- _EXERCISE DIRECTIONS_: Go through the material below and copy each line where the word "尤其是都城" appears.

Collected data
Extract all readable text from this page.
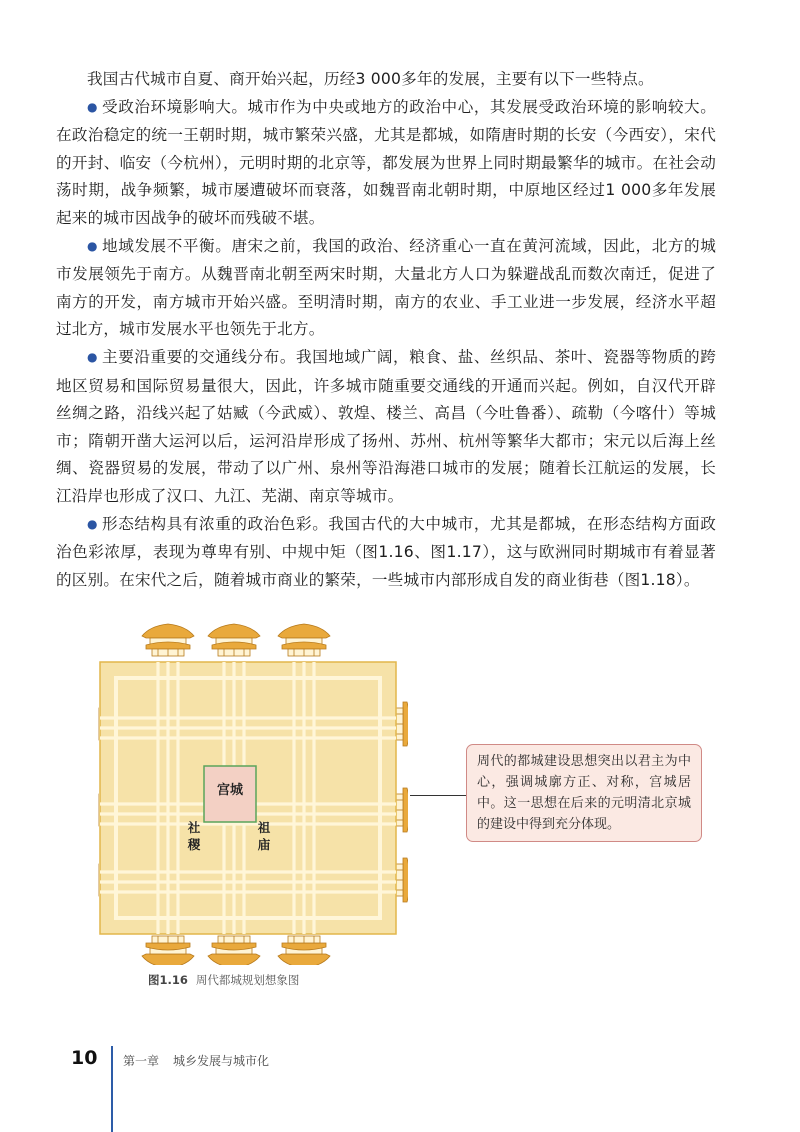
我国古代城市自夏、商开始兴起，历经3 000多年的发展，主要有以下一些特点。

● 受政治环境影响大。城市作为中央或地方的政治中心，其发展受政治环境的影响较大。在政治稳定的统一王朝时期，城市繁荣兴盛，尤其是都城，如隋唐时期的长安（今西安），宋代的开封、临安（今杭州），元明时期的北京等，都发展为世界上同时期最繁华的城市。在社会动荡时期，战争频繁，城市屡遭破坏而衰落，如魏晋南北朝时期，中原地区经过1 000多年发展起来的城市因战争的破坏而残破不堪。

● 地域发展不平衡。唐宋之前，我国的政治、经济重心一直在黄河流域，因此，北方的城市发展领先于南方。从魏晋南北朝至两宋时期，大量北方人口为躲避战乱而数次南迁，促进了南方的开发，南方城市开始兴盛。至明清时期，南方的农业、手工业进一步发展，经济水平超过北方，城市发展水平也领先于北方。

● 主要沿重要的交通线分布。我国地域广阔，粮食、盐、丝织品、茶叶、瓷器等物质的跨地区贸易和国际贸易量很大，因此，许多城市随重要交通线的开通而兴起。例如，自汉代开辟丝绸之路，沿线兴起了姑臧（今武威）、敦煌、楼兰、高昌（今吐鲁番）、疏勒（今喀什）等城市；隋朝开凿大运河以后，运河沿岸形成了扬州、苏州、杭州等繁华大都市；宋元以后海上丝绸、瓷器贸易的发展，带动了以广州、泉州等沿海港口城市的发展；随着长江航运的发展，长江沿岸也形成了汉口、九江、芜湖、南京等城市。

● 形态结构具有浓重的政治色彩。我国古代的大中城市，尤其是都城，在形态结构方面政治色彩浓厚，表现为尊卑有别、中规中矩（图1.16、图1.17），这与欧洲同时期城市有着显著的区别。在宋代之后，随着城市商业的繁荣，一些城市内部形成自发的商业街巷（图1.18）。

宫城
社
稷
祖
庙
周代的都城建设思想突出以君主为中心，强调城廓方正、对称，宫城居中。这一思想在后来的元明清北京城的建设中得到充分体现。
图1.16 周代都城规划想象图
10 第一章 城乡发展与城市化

- _TASK SOLUTION_:
● 受政治环境影响大。城市作为中央或地方的政治中心，其发展受政治环境的影响较大。在政治稳定的统一王朝时期，城市繁荣兴盛，尤其是都城，如隋唐时期的长安（今西安），宋代的开封、临安（今杭州），元明时期的北京等，都发展为世界上同时期最繁华的城市。在社会动荡时期，战争频繁，城市屡遭破坏而衰落，如魏晋南北朝时期，中原地区经过1 000多年发展起来的城市因战争的破坏而残破不堪。
● 形态结构具有浓重的政治色彩。我国古代的大中城市，尤其是都城，在形态结构方面政治色彩浓厚，表现为尊卑有别、中规中矩（图1.16、图1.17），这与欧洲同时期城市有着显著的区别。在宋代之后，随着城市商业的繁荣，一些城市内部形成自发的商业街巷（图1.18）。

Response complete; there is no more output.